• [Task goal] Give the entries again exactly, every one of them.

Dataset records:
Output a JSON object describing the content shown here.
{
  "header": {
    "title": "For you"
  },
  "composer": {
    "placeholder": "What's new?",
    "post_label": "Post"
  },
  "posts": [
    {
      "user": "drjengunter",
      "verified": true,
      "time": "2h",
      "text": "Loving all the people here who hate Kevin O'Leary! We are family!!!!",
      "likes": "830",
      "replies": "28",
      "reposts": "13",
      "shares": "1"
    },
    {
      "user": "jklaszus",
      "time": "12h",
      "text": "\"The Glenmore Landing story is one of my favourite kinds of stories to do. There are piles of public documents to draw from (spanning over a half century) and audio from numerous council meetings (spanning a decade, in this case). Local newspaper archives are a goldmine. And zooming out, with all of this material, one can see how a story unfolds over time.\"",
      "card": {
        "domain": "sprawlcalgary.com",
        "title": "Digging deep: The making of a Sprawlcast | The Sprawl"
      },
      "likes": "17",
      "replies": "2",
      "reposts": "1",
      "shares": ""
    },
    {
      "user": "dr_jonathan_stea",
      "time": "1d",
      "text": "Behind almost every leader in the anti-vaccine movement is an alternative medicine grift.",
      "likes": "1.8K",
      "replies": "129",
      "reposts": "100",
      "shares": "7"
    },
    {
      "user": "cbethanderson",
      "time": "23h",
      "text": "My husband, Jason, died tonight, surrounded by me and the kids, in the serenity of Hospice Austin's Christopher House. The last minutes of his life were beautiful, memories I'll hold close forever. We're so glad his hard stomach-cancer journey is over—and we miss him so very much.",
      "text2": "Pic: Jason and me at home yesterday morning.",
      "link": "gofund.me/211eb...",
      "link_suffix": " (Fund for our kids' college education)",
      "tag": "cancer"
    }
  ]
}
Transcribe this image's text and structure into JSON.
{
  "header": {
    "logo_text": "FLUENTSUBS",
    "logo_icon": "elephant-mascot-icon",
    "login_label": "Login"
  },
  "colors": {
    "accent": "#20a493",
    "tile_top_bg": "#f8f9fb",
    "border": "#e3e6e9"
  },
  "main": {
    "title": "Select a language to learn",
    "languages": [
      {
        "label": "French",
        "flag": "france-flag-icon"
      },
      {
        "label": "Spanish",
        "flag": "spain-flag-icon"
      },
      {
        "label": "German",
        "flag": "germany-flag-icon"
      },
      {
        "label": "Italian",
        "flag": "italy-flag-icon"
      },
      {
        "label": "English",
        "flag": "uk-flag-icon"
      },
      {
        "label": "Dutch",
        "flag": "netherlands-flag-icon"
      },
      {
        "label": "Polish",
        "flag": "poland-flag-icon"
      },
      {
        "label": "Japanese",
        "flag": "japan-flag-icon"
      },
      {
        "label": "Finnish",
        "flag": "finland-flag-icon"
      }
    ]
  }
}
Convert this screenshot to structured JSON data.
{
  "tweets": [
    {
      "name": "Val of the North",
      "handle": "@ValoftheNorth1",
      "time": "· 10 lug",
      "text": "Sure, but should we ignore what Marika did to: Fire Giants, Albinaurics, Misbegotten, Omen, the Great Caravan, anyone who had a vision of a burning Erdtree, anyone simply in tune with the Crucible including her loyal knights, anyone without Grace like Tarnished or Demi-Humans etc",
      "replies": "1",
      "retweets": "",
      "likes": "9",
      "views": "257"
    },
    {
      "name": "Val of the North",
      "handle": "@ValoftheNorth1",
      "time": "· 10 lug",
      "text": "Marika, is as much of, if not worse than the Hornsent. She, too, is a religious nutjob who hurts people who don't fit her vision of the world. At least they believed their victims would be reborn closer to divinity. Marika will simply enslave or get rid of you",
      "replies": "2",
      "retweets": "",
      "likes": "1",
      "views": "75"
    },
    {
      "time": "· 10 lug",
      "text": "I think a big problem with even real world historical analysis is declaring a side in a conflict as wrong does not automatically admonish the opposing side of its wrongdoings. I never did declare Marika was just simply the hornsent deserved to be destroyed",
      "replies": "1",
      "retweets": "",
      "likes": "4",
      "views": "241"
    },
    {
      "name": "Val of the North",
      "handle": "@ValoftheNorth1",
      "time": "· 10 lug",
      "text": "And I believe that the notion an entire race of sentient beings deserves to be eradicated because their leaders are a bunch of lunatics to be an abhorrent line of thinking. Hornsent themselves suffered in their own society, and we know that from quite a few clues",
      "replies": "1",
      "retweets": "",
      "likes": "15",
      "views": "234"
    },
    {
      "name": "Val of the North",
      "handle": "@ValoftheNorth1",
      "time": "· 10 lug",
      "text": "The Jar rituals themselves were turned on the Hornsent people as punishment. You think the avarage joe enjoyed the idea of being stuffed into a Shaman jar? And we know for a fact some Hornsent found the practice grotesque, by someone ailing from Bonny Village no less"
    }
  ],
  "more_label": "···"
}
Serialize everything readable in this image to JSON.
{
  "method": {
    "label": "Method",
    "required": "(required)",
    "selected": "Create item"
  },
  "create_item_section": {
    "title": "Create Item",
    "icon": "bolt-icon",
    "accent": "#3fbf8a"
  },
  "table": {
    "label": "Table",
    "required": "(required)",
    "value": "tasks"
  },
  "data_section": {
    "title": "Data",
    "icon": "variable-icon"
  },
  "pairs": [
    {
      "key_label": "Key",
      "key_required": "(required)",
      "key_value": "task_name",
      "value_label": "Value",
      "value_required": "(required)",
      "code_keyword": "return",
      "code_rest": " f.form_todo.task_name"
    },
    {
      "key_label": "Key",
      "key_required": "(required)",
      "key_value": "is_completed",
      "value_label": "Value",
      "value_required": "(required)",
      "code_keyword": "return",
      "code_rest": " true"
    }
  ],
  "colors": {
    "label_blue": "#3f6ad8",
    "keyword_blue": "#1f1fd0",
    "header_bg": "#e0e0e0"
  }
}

• [Task answer]
Output a JSON object describing the content shown here.
{
  "header": {
    "title": "For you"
  },
  "composer": {
    "placeholder": "What's new?",
    "post_label": "Post"
  },
  "posts": [
    {
      "user": "drjengunter",
      "verified": true,
      "time": "2h",
      "text": "Loving all the people here who hate Kevin O'Leary! We are family!!!!",
      "likes": "830",
      "replies": "28",
      "reposts": "13",
      "shares": "1"
    },
    {
      "user": "jklaszus",
      "time": "12h",
      "text": "\"The Glenmore Landing story is one of my favourite kinds of stories to do. There are piles of public documents to draw from (spanning over a half century) and audio from numerous council meetings (spanning a decade, in this case). Local newspaper archives are a goldmine. And zooming out, with all of this material, one can see how a story unfolds over time.\"",
      "card": {
        "domain": "sprawlcalgary.com",
        "title": "Digging deep: The making of a Sprawlcast | The Sprawl"
      },
      "likes": "17",
      "replies": "2",
      "reposts": "1",
      "shares": ""
    },
    {
      "user": "dr_jonathan_stea",
      "time": "1d",
      "text": "Behind almost every leader in the anti-vaccine movement is an alternative medicine grift.",
      "likes": "1.8K",
      "replies": "129",
      "reposts": "100",
      "shares": "7"
    },
    {
      "user": "cbethanderson",
      "time": "23h",
      "text": "My husband, Jason, died tonight, surrounded by me and the kids, in the serenity of Hospice Austin's Christopher House. The last minutes of his life were beautiful, memories I'll hold close forever. We're so glad his hard stomach-cancer journey is over—and we miss him so very much.",
      "text2": "Pic: Jason and me at home yesterday morning.",
      "link": "gofund.me/211eb...",
      "link_suffix": " (Fund for our kids' college education)",
      "tag": "cancer"
    }
  ]
}
Transcribe this image's text and structure into JSON.
{
  "header": {
    "logo_text": "FLUENTSUBS",
    "logo_icon": "elephant-mascot-icon",
    "login_label": "Login"
  },
  "colors": {
    "accent": "#20a493",
    "tile_top_bg": "#f8f9fb",
    "border": "#e3e6e9"
  },
  "main": {
    "title": "Select a language to learn",
    "languages": [
      {
        "label": "French",
        "flag": "france-flag-icon"
      },
      {
        "label": "Spanish",
        "flag": "spain-flag-icon"
      },
      {
        "label": "German",
        "flag": "germany-flag-icon"
      },
      {
        "label": "Italian",
        "flag": "italy-flag-icon"
      },
      {
        "label": "English",
        "flag": "uk-flag-icon"
      },
      {
        "label": "Dutch",
        "flag": "netherlands-flag-icon"
      },
      {
        "label": "Polish",
        "flag": "poland-flag-icon"
      },
      {
        "label": "Japanese",
        "flag": "japan-flag-icon"
      },
      {
        "label": "Finnish",
        "flag": "finland-flag-icon"
      }
    ]
  }
}
Convert this screenshot to structured JSON data.
{
  "tweets": [
    {
      "name": "Val of the North",
      "handle": "@ValoftheNorth1",
      "time": "· 10 lug",
      "text": "Sure, but should we ignore what Marika did to: Fire Giants, Albinaurics, Misbegotten, Omen, the Great Caravan, anyone who had a vision of a burning Erdtree, anyone simply in tune with the Crucible including her loyal knights, anyone without Grace like Tarnished or Demi-Humans etc",
      "replies": "1",
      "retweets": "",
      "likes": "9",
      "views": "257"
    },
    {
      "name": "Val of the North",
      "handle": "@ValoftheNorth1",
      "time": "· 10 lug",
      "text": "Marika, is as much of, if not worse than the Hornsent. She, too, is a religious nutjob who hurts people who don't fit her vision of the world. At least they believed their victims would be reborn closer to divinity. Marika will simply enslave or get rid of you",
      "replies": "2",
      "retweets": "",
      "likes": "1",
      "views": "75"
    },
    {
      "time": "· 10 lug",
      "text": "I think a big problem with even real world historical analysis is declaring a side in a conflict as wrong does not automatically admonish the opposing side of its wrongdoings. I never did declare Marika was just simply the hornsent deserved to be destroyed",
      "replies": "1",
      "retweets": "",
      "likes": "4",
      "views": "241"
    },
    {
      "name": "Val of the North",
      "handle": "@ValoftheNorth1",
      "time": "· 10 lug",
      "text": "And I believe that the notion an entire race of sentient beings deserves to be eradicated because their leaders are a bunch of lunatics to be an abhorrent line of thinking. Hornsent themselves suffered in their own society, and we know that from quite a few clues",
      "replies": "1",
      "retweets": "",
      "likes": "15",
      "views": "234"
    },
    {
      "name": "Val of the North",
      "handle": "@ValoftheNorth1",
      "time": "· 10 lug",
      "text": "The Jar rituals themselves were turned on the Hornsent people as punishment. You think the avarage joe enjoyed the idea of being stuffed into a Shaman jar? And we know for a fact some Hornsent found the practice grotesque, by someone ailing from Bonny Village no less"
    }
  ],
  "more_label": "···"
}
Serialize everything readable in this image to JSON.
{
  "method": {
    "label": "Method",
    "required": "(required)",
    "selected": "Create item"
  },
  "create_item_section": {
    "title": "Create Item",
    "icon": "bolt-icon",
    "accent": "#3fbf8a"
  },
  "table": {
    "label": "Table",
    "required": "(required)",
    "value": "tasks"
  },
  "data_section": {
    "title": "Data",
    "icon": "variable-icon"
  },
  "pairs": [
    {
      "key_label": "Key",
      "key_required": "(required)",
      "key_value": "task_name",
      "value_label": "Value",
      "value_required": "(required)",
      "code_keyword": "return",
      "code_rest": " f.form_todo.task_name"
    },
    {
      "key_label": "Key",
      "key_required": "(required)",
      "key_value": "is_completed",
      "value_label": "Value",
      "value_required": "(required)",
      "code_keyword": "return",
      "code_rest": " true"
    }
  ],
  "colors": {
    "label_blue": "#3f6ad8",
    "keyword_blue": "#1f1fd0",
    "header_bg": "#e0e0e0"
  }
}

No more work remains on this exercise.